**Extracted records:**
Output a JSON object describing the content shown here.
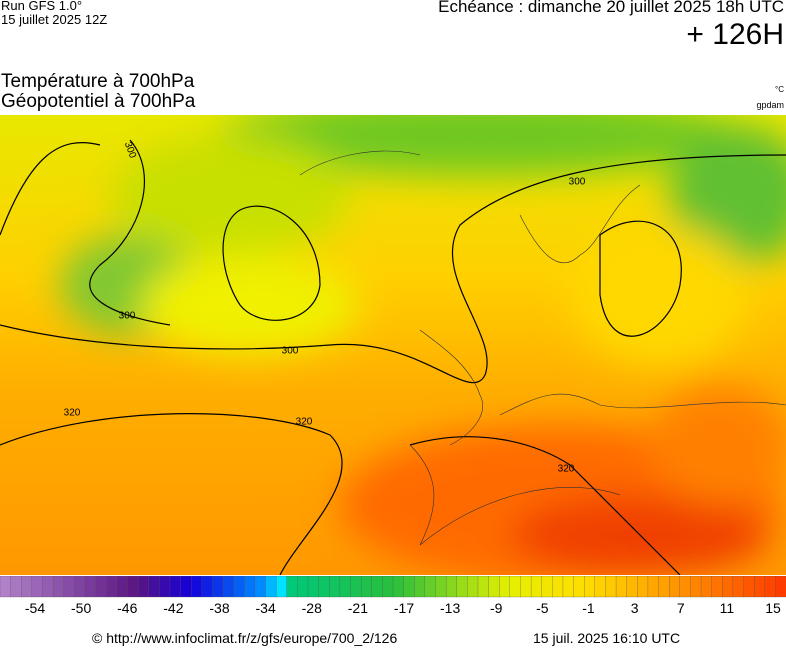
{
  "header": {
    "run": "Run GFS 1.0°",
    "run_date": "15 juillet 2025 12Z",
    "echeance": "Echéance : dimanche 20 juillet 2025 18h UTC",
    "lead": "+ 126H"
  },
  "titles": [
    "Température à 700hPa",
    "Géopotentiel à 700hPa"
  ],
  "units": [
    "°C",
    "gpdam"
  ],
  "map": {
    "contour_labels": [
      "300",
      "300",
      "300",
      "300",
      "320",
      "320",
      "320"
    ]
  },
  "legend": {
    "ticks": [
      -54,
      -50,
      -46,
      -42,
      -38,
      -34,
      -28,
      -21,
      -17,
      -13,
      -9,
      -5,
      -1,
      3,
      7,
      11,
      15
    ]
  },
  "footer": {
    "url": "© http://www.infoclimat.fr/z/gfs/europe/700_2/126",
    "timestamp": "15 juil. 2025 16:10 UTC"
  }
}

**What you should do:**
Of the lines in the entries, how many include the word "juillet"? State only the number.

**Response to the task:**
2